Origine du projet de recherche

1. La naissance du projet de recherche au Cégep de Baie-Comeau

Bien que la réussite scolaire de la clientèle autochtone ait toujours préoccupé le personnel du Cégep de Baie-Comeau, les intervenants ont constaté, à l’automne 2010, que les solutions mises en place jusqu’alors s’articulaient davantage autour de mesures d’encadrement plutôt que de méthodes pédagogiques, de stratégies d’enseignement ou d’outils de concertation institutionnelle. Cette prise de conscience s’est amorcée lors du développement du nouveau plan de réussite du Cégep de Baie-Comeau, qui proposait, entre autres, la mise en place d’activités d’enseignement et d’apprentissage tenant compte des réalités autochtones. C’est lors des rencontres d’équipe portant sur cet objectif qu’a été mis en relief le fait qu’aucun intervenant du cégep ne possédait suffisamment d’informations ou de connaissances sur la culture innue[1] permettant de soutenir les enseignants dans le choix d’activités pédagogiques et d’apprentissage adaptées aux réalités autochtones. En fait, la question soulevée était la suivante : quel est le rapport à l’enseignement supérieur du jeune étudiant autochtone en situation minoritaire à l’intérieur de ses classes? Par la suite, d’autres questions ont surgi et ont nourri la réflexion des intervenants, telles que : « Est-ce que certaines méthodes pédagogiques, stratégies d’apprentissage et d’encadrement sont plus adaptées à la culture innue que d’autres? Est-ce que certaines méthodes pédagogiques, certaines stratégies d’apprentissage et d’encadrement ont plus d’impacts positifs sur l’expérience scolaire des étudiants en général et, notamment, des étudiants innus? Quels sont les principaux défis et obstacles auxquels font face les étudiants innus au collégial et à l’université? »

● Consigne
Rédigez la suite du texte sur l'origine du projet de recherche au Cégep de Baie-Comeau, en reprenant après sa dernière phrase.

Annotations par boîtes englobantes:
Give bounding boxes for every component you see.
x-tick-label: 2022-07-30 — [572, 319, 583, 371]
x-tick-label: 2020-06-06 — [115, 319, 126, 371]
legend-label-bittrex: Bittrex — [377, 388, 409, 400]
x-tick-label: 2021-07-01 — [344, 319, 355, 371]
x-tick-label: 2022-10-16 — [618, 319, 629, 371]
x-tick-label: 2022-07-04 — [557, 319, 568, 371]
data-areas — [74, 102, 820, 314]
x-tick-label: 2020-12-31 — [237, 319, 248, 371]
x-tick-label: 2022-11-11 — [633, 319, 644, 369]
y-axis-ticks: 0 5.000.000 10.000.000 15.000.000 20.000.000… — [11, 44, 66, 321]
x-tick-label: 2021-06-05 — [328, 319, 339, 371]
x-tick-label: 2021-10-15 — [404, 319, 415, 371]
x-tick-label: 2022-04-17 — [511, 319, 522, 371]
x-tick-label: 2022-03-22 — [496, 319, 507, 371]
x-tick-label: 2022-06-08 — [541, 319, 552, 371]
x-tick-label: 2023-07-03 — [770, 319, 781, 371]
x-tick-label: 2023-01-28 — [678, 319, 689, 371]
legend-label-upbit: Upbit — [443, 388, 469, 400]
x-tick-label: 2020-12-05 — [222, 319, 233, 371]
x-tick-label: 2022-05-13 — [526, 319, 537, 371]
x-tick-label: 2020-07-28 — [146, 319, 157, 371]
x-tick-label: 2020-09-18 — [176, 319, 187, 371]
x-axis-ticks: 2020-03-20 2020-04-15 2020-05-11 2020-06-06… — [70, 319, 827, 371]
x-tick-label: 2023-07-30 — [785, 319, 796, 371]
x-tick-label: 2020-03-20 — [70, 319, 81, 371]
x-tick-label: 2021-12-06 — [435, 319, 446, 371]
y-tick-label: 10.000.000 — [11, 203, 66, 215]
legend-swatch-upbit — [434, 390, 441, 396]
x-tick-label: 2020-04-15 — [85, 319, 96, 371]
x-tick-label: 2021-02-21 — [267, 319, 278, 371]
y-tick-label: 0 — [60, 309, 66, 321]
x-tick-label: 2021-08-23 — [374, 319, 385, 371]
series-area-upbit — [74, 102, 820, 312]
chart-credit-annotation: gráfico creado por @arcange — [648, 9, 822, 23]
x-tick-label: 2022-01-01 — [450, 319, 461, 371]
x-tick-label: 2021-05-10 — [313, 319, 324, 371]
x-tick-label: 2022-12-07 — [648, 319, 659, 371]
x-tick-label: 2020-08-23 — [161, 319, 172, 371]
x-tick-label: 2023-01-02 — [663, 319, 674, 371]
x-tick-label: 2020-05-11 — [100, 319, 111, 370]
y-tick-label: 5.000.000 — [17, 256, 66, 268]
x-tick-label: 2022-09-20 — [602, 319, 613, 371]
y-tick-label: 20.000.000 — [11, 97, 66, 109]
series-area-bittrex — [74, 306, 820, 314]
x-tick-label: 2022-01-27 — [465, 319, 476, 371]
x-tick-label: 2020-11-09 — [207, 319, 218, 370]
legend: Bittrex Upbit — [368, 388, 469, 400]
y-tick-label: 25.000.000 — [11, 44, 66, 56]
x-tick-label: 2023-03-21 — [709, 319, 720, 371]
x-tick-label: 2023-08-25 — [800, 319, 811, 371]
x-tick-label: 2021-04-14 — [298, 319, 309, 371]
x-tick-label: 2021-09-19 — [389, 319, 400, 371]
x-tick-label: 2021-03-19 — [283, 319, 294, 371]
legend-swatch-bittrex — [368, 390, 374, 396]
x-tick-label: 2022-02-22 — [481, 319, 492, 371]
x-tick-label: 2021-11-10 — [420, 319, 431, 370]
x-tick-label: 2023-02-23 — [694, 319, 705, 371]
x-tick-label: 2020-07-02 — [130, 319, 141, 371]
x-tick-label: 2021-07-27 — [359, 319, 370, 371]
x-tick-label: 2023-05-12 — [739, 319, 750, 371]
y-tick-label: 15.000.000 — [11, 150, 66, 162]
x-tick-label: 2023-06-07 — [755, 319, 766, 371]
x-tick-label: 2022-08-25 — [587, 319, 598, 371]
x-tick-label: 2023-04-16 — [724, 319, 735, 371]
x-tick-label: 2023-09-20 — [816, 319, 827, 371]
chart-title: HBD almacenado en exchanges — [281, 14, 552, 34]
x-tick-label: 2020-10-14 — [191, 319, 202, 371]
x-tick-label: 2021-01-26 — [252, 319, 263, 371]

● Résultat de l'exercice
 

La directrice adjointe des études de l’époque, et responsable du volet Programme et réussite au Cégep de Baie-Comeau a, dans un premier temps, entrepris une recension préliminaire des écrits. Deux éléments ont soulevé l’attention des intervenants du Cégep à ce moment-là. D’une part, dans son rapport intitulé La réussite scolaire des Autochtones, la Commission de l’éducation (2007) indique que « les taux de passage du secondaire au collégial pour les commissions scolaires Crie et Kativik sont respectivement de 5,7 % et 9,1 %, alors que le taux de passage moyen de l’ensemble des commissions scolaires du Québec s’établit à 60,1 % », statistique que nous allions plus tard approfondir lors d’une recension des écrits plus poussée, telle que rapportée ci-haut dans la problématique de la recherche. D’autre part, cette première recension a suscité l’intérêt des intervenants lorsque ces mêmes écrits ont suggéré que la notion de réussite scolaire chez les Autochtones ne revêtait pas la même connotation que chez la population allochtone. Ainsi, semblait-il, chez les Autochtones, la réussite scolaire ne se mesurait pas tant à partir d’une note à une production spécifique (examen ou travail), à un cours que sur la base de la persévérance ou de la capacité à faire suffisamment d’efforts pour obtenir la note de passage. Cette perspective n’était pas sans nourrir le désir de trouver des réponses aux questions susmentionnées.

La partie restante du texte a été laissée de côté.